- **Exercise description**: Can all of these lines be returned exactly?

--- Begin ---

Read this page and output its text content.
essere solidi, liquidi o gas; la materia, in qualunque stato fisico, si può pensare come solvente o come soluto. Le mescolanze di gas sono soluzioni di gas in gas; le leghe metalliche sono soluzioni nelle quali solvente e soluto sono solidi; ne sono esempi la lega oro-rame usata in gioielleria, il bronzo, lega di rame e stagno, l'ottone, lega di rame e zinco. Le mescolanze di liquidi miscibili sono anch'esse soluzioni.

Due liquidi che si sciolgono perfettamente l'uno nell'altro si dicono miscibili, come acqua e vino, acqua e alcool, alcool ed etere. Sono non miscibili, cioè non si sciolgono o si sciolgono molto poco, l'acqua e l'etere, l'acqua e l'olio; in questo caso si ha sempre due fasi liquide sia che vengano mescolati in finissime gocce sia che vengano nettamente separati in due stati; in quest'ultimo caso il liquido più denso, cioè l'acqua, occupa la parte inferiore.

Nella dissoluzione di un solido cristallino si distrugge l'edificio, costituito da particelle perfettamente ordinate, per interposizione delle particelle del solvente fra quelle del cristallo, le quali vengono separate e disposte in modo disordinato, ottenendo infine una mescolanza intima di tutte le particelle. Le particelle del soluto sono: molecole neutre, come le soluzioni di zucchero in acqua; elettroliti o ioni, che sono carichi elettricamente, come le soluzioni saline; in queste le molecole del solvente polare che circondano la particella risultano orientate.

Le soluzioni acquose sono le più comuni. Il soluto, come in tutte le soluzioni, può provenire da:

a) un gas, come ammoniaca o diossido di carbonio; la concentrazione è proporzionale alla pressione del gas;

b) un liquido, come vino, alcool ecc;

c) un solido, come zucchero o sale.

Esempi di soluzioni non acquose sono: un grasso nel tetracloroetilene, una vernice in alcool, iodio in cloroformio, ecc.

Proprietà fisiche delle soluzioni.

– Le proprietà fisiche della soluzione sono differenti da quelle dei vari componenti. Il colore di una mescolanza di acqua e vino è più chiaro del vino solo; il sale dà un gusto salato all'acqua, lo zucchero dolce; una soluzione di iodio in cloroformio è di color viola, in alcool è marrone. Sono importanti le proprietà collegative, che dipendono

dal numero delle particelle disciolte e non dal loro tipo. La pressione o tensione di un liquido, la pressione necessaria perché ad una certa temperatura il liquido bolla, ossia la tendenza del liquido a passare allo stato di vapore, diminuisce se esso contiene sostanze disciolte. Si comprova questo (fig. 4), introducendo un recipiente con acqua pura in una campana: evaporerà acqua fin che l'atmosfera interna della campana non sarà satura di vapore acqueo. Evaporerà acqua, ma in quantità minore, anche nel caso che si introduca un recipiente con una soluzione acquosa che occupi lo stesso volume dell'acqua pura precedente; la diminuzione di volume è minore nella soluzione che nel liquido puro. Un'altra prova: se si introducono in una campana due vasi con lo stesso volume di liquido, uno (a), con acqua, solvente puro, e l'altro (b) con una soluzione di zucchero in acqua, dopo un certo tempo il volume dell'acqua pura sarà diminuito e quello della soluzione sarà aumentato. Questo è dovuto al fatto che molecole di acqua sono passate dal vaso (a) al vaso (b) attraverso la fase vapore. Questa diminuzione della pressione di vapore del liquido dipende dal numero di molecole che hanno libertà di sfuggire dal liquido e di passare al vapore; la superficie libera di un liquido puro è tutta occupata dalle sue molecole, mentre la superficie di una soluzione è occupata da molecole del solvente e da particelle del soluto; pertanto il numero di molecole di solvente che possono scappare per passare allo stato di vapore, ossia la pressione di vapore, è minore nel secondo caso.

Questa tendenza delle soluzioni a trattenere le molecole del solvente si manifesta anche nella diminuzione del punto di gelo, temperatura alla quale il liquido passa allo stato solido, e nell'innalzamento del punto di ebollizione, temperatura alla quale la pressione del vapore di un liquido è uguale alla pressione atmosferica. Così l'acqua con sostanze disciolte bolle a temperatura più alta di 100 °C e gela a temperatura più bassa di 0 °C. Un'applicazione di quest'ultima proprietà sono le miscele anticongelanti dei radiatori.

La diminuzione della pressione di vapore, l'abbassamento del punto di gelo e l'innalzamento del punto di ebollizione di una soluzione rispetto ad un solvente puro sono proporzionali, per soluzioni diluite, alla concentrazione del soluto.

--- End ---

- **Solved exercise**:
Read this page and output its text content.
essere solidi, liquidi o gas; la materia, in qualunque stato fisico, si può pensare come solvente o come soluto. Le mescolanze di gas sono soluzioni di gas in gas; le leghe metalliche sono soluzioni nelle quali solvente e soluto sono solidi; ne sono esempi la lega oro-rame usata in gioielleria, il bronzo, lega di rame e stagno, l'ottone, lega di rame e zinco. Le mescolanze di liquidi miscibili sono anch'esse soluzioni.

Due liquidi che si sciolgono perfettamente l'uno nell'altro si dicono miscibili, come acqua e vino, acqua e alcool, alcool ed etere. Sono non miscibili, cioè non si sciolgono o si sciolgono molto poco, l'acqua e l'etere, l'acqua e l'olio; in questo caso si ha sempre due fasi liquide sia che vengano mescolati in finissime gocce sia che vengano nettamente separati in due stati; in quest'ultimo caso il liquido più denso, cioè l'acqua, occupa la parte inferiore.

Nella dissoluzione di un solido cristallino si distrugge l'edificio, costituito da particelle perfettamente ordinate, per interposizione delle particelle del solvente fra quelle del cristallo, le quali vengono separate e disposte in modo disordinato, ottenendo infine una mescolanza intima di tutte le particelle. Le particelle del soluto sono: molecole neutre, come le soluzioni di zucchero in acqua; elettroliti o ioni, che sono carichi elettricamente, come le soluzioni saline; in queste le molecole del solvente polare che circondano la particella risultano orientate.

Le soluzioni acquose sono le più comuni. Il soluto, come in tutte le soluzioni, può provenire da:

a) un gas, come ammoniaca o diossido di carbonio; la concentrazione è proporzionale alla pressione del gas;

b) un liquido, come vino, alcool ecc;

c) un solido, come zucchero o sale.

Esempi di soluzioni non acquose sono: un grasso nel tetracloroetilene, una vernice in alcool, iodio in cloroformio, ecc.

Proprietà fisiche delle soluzioni.

– Le proprietà fisiche della soluzione sono differenti da quelle dei vari componenti. Il colore di una mescolanza di acqua e vino è più chiaro del vino solo; il sale dà un gusto salato all'acqua, lo zucchero dolce; una soluzione di iodio in cloroformio è di color viola, in alcool è marrone. Sono importanti le proprietà collegative, che dipendono

dal numero delle particelle disciolte e non dal loro tipo. La pressione o tensione di un liquido, la pressione necessaria perché ad una certa temperatura il liquido bolla, ossia la tendenza del liquido a passare allo stato di vapore, diminuisce se esso contiene sostanze disciolte. Si comprova questo (fig. 4), introducendo un recipiente con acqua pura in una campana: evaporerà acqua fin che l'atmosfera interna della campana non sarà satura di vapore acqueo. Evaporerà acqua, ma in quantità minore, anche nel caso che si introduca un recipiente con una soluzione acquosa che occupi lo stesso volume dell'acqua pura precedente; la diminuzione di volume è minore nella soluzione che nel liquido puro. Un'altra prova: se si introducono in una campana due vasi con lo stesso volume di liquido, uno (a), con acqua, solvente puro, e l'altro (b) con una soluzione di zucchero in acqua, dopo un certo tempo il volume dell'acqua pura sarà diminuito e quello della soluzione sarà aumentato. Questo è dovuto al fatto che molecole di acqua sono passate dal vaso (a) al vaso (b) attraverso la fase vapore. Questa diminuzione della pressione di vapore del liquido dipende dal numero di molecole che hanno libertà di sfuggire dal liquido e di passare al vapore; la superficie libera di un liquido puro è tutta occupata dalle sue molecole, mentre la superficie di una soluzione è occupata da molecole del solvente e da particelle del soluto; pertanto il numero di molecole di solvente che possono scappare per passare allo stato di vapore, ossia la pressione di vapore, è minore nel secondo caso.

Questa tendenza delle soluzioni a trattenere le molecole del solvente si manifesta anche nella diminuzione del punto di gelo, temperatura alla quale il liquido passa allo stato solido, e nell'innalzamento del punto di ebollizione, temperatura alla quale la pressione del vapore di un liquido è uguale alla pressione atmosferica. Così l'acqua con sostanze disciolte bolle a temperatura più alta di 100 °C e gela a temperatura più bassa di 0 °C. Un'applicazione di quest'ultima proprietà sono le miscele anticongelanti dei radiatori.

La diminuzione della pressione di vapore, l'abbassamento del punto di gelo e l'innalzamento del punto di ebollizione di una soluzione rispetto ad un solvente puro sono proporzionali, per soluzioni diluite, alla concentrazione del soluto.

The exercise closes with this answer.